═══ TASK DATA
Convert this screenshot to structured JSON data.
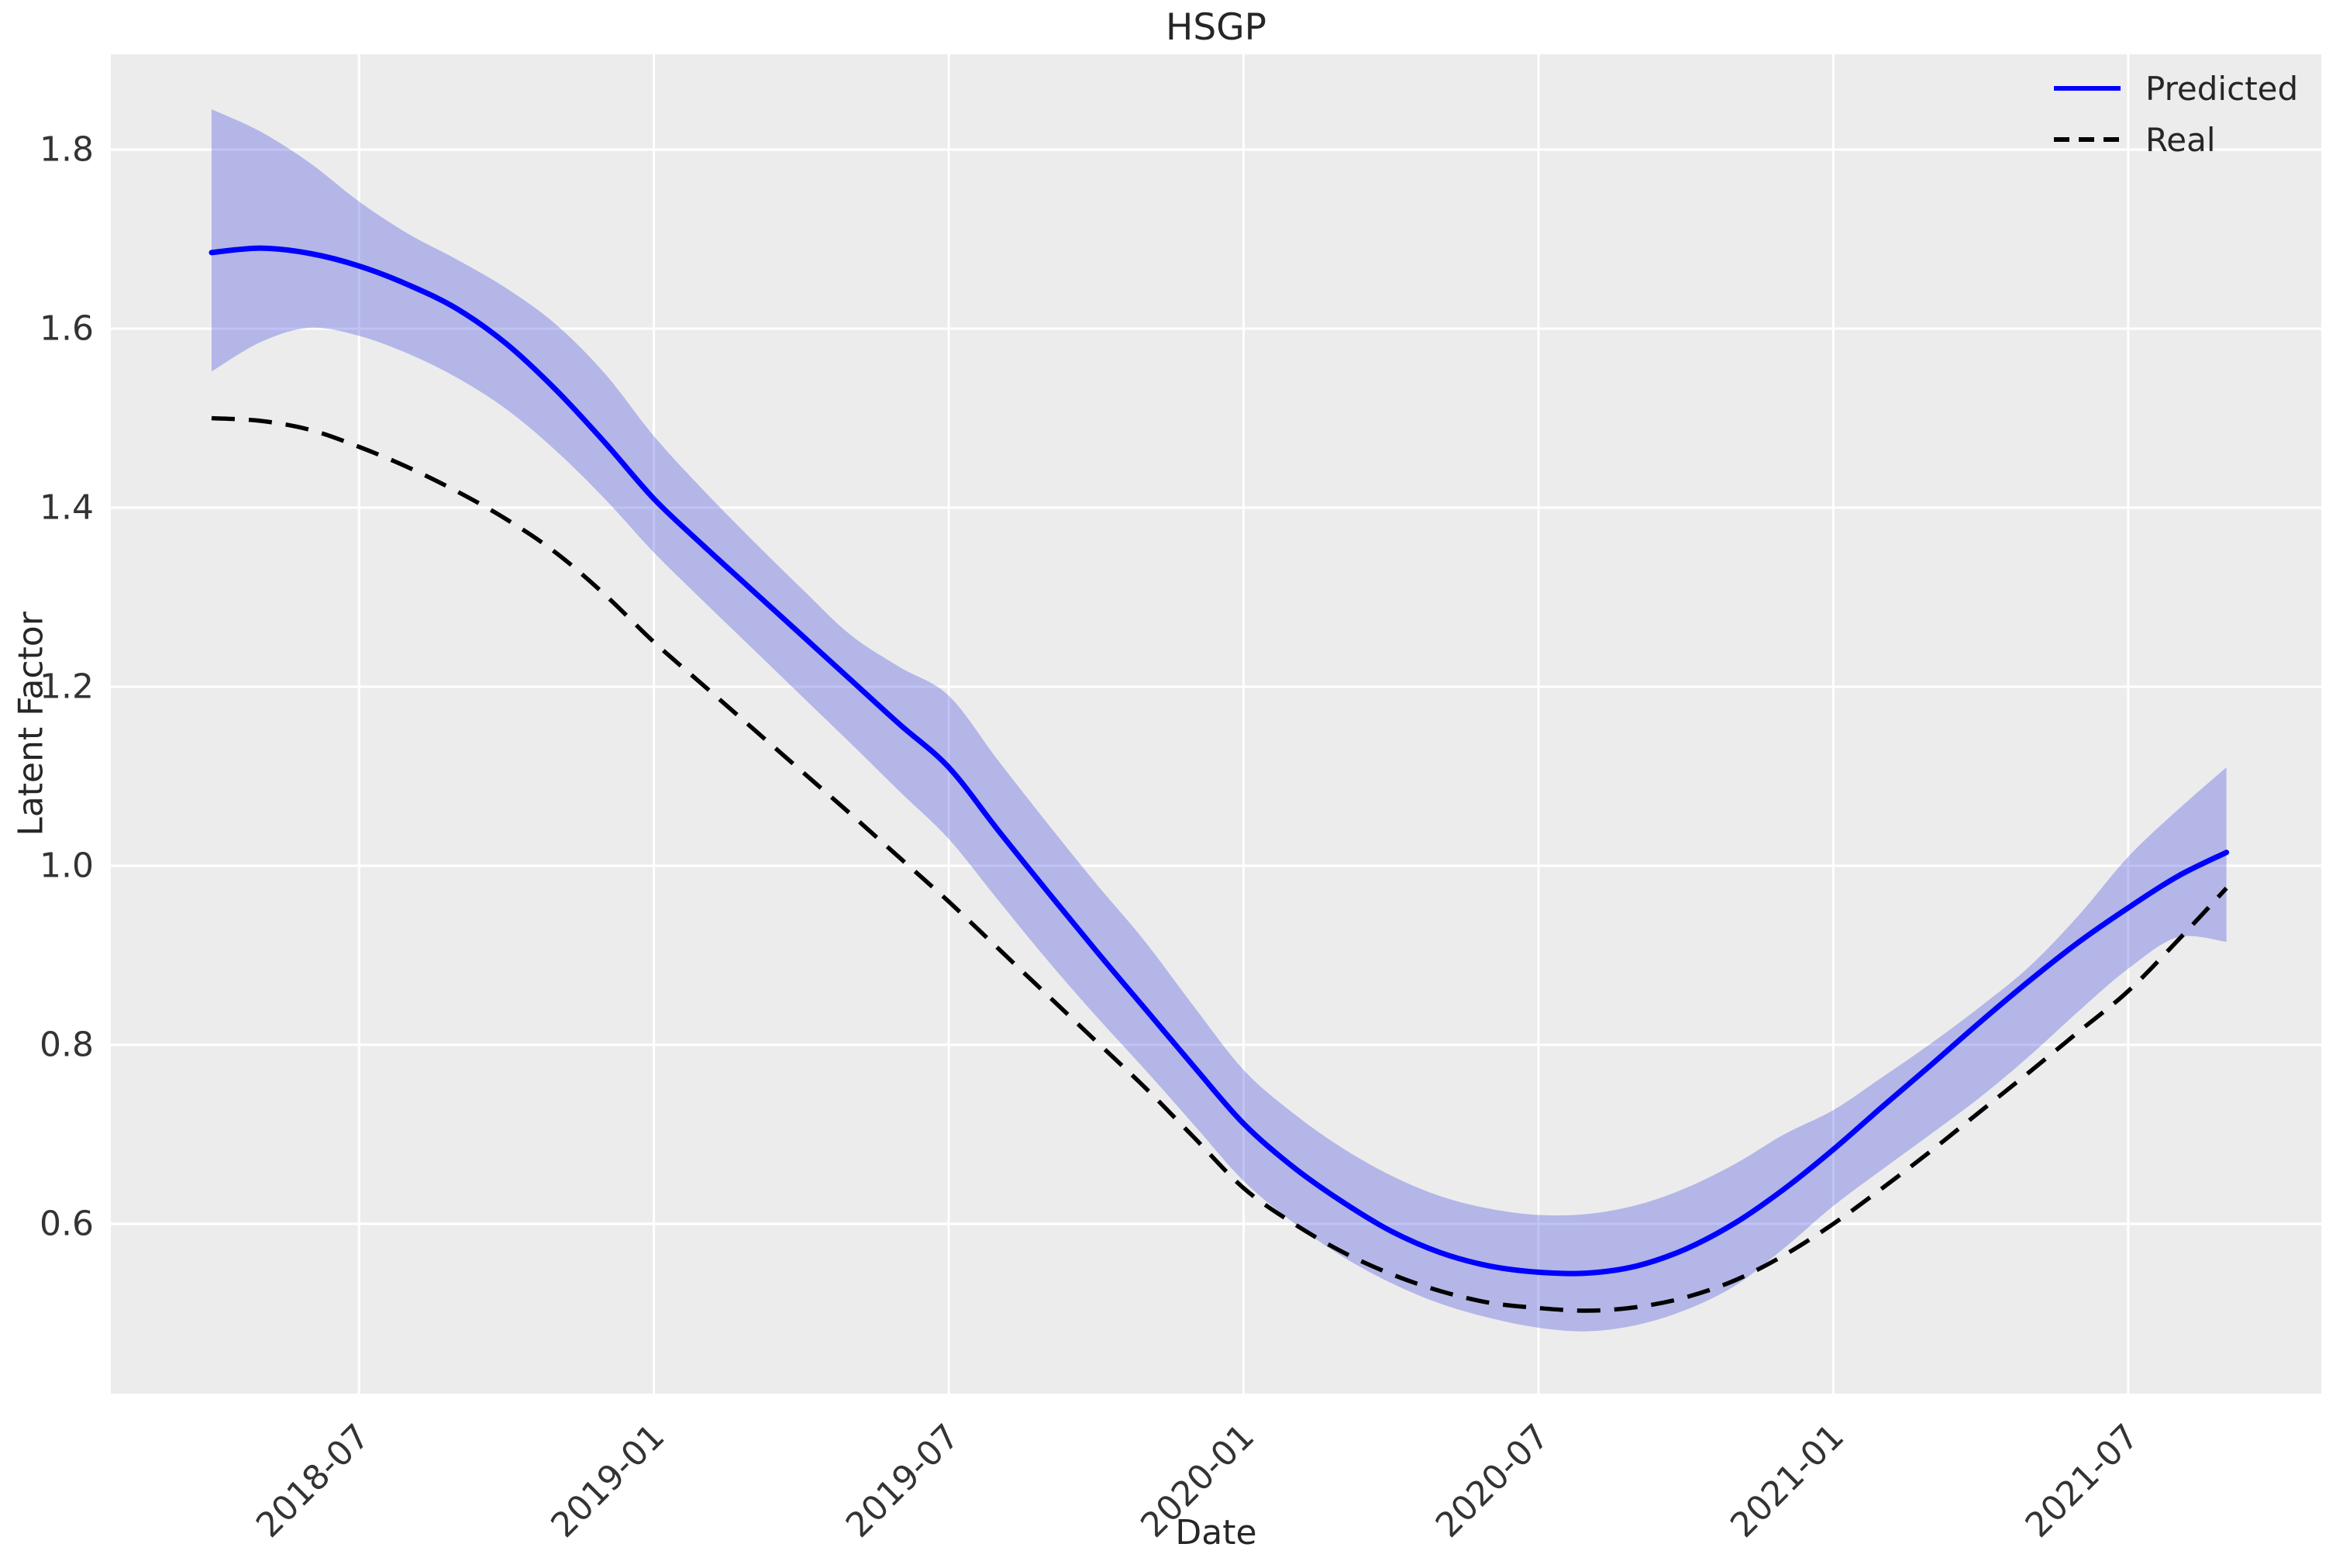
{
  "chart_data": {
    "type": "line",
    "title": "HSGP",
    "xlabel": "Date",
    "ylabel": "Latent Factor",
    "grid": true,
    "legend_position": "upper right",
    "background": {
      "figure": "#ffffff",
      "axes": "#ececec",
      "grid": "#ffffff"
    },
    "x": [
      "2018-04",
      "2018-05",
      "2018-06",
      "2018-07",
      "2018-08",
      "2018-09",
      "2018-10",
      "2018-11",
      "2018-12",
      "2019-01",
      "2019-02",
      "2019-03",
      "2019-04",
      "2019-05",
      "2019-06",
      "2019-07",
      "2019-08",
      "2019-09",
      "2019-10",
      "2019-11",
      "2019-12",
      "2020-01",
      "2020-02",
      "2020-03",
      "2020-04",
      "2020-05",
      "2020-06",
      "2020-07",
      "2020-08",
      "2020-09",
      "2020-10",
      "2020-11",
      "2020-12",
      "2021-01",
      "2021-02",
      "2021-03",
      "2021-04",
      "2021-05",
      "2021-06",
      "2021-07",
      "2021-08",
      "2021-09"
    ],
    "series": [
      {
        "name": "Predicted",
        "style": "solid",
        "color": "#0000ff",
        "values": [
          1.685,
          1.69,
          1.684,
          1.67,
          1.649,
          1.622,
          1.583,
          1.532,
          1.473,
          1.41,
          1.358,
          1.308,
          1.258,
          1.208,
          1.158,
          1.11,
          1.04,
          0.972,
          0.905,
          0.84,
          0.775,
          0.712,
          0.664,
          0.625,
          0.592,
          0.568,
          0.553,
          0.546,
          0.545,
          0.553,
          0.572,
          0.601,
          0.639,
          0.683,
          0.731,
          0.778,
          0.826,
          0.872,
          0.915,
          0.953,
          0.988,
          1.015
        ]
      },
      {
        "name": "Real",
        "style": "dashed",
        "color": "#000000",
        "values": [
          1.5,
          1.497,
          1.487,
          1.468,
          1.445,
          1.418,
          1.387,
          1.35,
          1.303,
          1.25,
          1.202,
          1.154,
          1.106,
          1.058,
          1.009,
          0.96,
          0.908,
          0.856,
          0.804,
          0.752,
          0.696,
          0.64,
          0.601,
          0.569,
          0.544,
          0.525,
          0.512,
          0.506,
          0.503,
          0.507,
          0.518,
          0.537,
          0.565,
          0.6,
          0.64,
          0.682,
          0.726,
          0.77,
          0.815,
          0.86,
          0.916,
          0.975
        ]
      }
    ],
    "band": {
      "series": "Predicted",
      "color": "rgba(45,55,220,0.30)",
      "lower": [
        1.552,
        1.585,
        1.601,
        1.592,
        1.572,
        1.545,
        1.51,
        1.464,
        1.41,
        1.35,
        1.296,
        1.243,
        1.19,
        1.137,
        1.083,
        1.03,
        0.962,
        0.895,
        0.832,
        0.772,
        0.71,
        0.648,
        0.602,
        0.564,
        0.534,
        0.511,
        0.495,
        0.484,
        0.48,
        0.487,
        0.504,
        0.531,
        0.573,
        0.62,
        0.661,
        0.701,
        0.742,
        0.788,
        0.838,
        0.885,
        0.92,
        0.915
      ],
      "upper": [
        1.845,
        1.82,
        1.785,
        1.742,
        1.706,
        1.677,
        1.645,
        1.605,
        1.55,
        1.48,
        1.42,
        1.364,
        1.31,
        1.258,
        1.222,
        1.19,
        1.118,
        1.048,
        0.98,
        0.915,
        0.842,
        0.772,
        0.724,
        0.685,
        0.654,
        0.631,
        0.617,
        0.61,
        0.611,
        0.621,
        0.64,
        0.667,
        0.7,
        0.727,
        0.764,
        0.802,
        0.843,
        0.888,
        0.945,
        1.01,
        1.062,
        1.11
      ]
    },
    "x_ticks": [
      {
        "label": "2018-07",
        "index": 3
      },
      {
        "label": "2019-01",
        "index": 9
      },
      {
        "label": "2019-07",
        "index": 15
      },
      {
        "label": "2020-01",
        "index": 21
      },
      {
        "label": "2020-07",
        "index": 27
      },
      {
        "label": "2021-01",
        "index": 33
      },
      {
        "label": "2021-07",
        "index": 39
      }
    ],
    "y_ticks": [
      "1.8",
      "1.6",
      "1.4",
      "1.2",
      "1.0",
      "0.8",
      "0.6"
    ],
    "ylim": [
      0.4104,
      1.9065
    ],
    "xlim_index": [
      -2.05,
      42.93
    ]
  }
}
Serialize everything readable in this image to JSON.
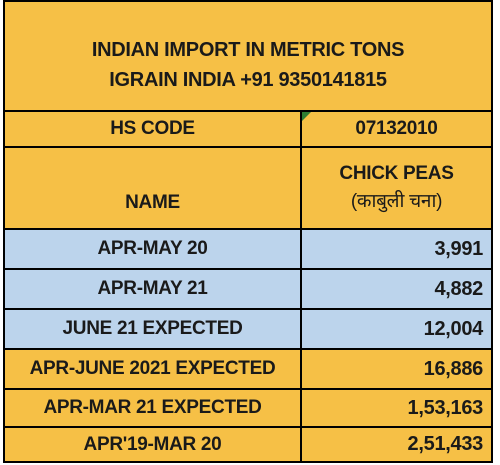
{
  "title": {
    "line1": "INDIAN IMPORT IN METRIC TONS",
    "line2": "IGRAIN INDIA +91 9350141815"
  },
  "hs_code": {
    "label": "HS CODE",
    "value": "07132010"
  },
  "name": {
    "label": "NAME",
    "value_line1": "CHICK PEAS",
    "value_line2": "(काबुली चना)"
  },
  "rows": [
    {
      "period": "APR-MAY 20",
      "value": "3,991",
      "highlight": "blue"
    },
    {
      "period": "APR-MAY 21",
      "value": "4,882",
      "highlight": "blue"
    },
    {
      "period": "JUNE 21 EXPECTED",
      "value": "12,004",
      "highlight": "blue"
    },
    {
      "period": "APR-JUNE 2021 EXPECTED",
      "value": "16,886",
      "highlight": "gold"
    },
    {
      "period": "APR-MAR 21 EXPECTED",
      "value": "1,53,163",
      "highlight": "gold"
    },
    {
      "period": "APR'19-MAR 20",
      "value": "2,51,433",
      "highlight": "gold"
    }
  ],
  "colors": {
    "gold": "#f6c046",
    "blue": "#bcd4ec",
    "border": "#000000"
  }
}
══════
EXERCISE PROMPT — Every record must be copied exactly, with images dropped from the result.

REPLY TO THE EXERCISE —
Convert this screenshot to structured JSON data.
{
  "chart_data": {
    "type": "line",
    "title": "HSGP",
    "xlabel": "Date",
    "ylabel": "Latent Factor",
    "grid": true,
    "legend_position": "upper right",
    "background": {
      "figure": "#ffffff",
      "axes": "#ececec",
      "grid": "#ffffff"
    },
    "x": [
      "2018-04",
      "2018-05",
      "2018-06",
      "2018-07",
      "2018-08",
      "2018-09",
      "2018-10",
      "2018-11",
      "2018-12",
      "2019-01",
      "2019-02",
      "2019-03",
      "2019-04",
      "2019-05",
      "2019-06",
      "2019-07",
      "2019-08",
      "2019-09",
      "2019-10",
      "2019-11",
      "2019-12",
      "2020-01",
      "2020-02",
      "2020-03",
      "2020-04",
      "2020-05",
      "2020-06",
      "2020-07",
      "2020-08",
      "2020-09",
      "2020-10",
      "2020-11",
      "2020-12",
      "2021-01",
      "2021-02",
      "2021-03",
      "2021-04",
      "2021-05",
      "2021-06",
      "2021-07",
      "2021-08",
      "2021-09"
    ],
    "series": [
      {
        "name": "Predicted",
        "style": "solid",
        "color": "#0000ff",
        "values": [
          1.685,
          1.69,
          1.684,
          1.67,
          1.649,
          1.622,
          1.583,
          1.532,
          1.473,
          1.41,
          1.358,
          1.308,
          1.258,
          1.208,
          1.158,
          1.11,
          1.04,
          0.972,
          0.905,
          0.84,
          0.775,
          0.712,
          0.664,
          0.625,
          0.592,
          0.568,
          0.553,
          0.546,
          0.545,
          0.553,
          0.572,
          0.601,
          0.639,
          0.683,
          0.731,
          0.778,
          0.826,
          0.872,
          0.915,
          0.953,
          0.988,
          1.015
        ]
      },
      {
        "name": "Real",
        "style": "dashed",
        "color": "#000000",
        "values": [
          1.5,
          1.497,
          1.487,
          1.468,
          1.445,
          1.418,
          1.387,
          1.35,
          1.303,
          1.25,
          1.202,
          1.154,
          1.106,
          1.058,
          1.009,
          0.96,
          0.908,
          0.856,
          0.804,
          0.752,
          0.696,
          0.64,
          0.601,
          0.569,
          0.544,
          0.525,
          0.512,
          0.506,
          0.503,
          0.507,
          0.518,
          0.537,
          0.565,
          0.6,
          0.64,
          0.682,
          0.726,
          0.77,
          0.815,
          0.86,
          0.916,
          0.975
        ]
      }
    ],
    "band": {
      "series": "Predicted",
      "color": "rgba(45,55,220,0.30)",
      "lower": [
        1.552,
        1.585,
        1.601,
        1.592,
        1.572,
        1.545,
        1.51,
        1.464,
        1.41,
        1.35,
        1.296,
        1.243,
        1.19,
        1.137,
        1.083,
        1.03,
        0.962,
        0.895,
        0.832,
        0.772,
        0.71,
        0.648,
        0.602,
        0.564,
        0.534,
        0.511,
        0.495,
        0.484,
        0.48,
        0.487,
        0.504,
        0.531,
        0.573,
        0.62,
        0.661,
        0.701,
        0.742,
        0.788,
        0.838,
        0.885,
        0.92,
        0.915
      ],
      "upper": [
        1.845,
        1.82,
        1.785,
        1.742,
        1.706,
        1.677,
        1.645,
        1.605,
        1.55,
        1.48,
        1.42,
        1.364,
        1.31,
        1.258,
        1.222,
        1.19,
        1.118,
        1.048,
        0.98,
        0.915,
        0.842,
        0.772,
        0.724,
        0.685,
        0.654,
        0.631,
        0.617,
        0.61,
        0.611,
        0.621,
        0.64,
        0.667,
        0.7,
        0.727,
        0.764,
        0.802,
        0.843,
        0.888,
        0.945,
        1.01,
        1.062,
        1.11
      ]
    },
    "x_ticks": [
      {
        "label": "2018-07",
        "index": 3
      },
      {
        "label": "2019-01",
        "index": 9
      },
      {
        "label": "2019-07",
        "index": 15
      },
      {
        "label": "2020-01",
        "index": 21
      },
      {
        "label": "2020-07",
        "index": 27
      },
      {
        "label": "2021-01",
        "index": 33
      },
      {
        "label": "2021-07",
        "index": 39
      }
    ],
    "y_ticks": [
      "1.8",
      "1.6",
      "1.4",
      "1.2",
      "1.0",
      "0.8",
      "0.6"
    ],
    "ylim": [
      0.4104,
      1.9065
    ],
    "xlim_index": [
      -2.05,
      42.93
    ]
  }
}
Serialize everything readable in this image to JSON.
{
  "title": {
    "line1": "INDIAN IMPORT IN METRIC TONS",
    "line2": "IGRAIN INDIA +91 9350141815"
  },
  "hs_code": {
    "label": "HS CODE",
    "value": "07132010"
  },
  "name": {
    "label": "NAME",
    "value_line1": "CHICK PEAS",
    "value_line2": "(काबुली चना)"
  },
  "rows": [
    {
      "period": "APR-MAY 20",
      "value": "3,991",
      "highlight": "blue"
    },
    {
      "period": "APR-MAY 21",
      "value": "4,882",
      "highlight": "blue"
    },
    {
      "period": "JUNE 21 EXPECTED",
      "value": "12,004",
      "highlight": "blue"
    },
    {
      "period": "APR-JUNE 2021 EXPECTED",
      "value": "16,886",
      "highlight": "gold"
    },
    {
      "period": "APR-MAR 21 EXPECTED",
      "value": "1,53,163",
      "highlight": "gold"
    },
    {
      "period": "APR'19-MAR 20",
      "value": "2,51,433",
      "highlight": "gold"
    }
  ],
  "colors": {
    "gold": "#f6c046",
    "blue": "#bcd4ec",
    "border": "#000000"
  }
}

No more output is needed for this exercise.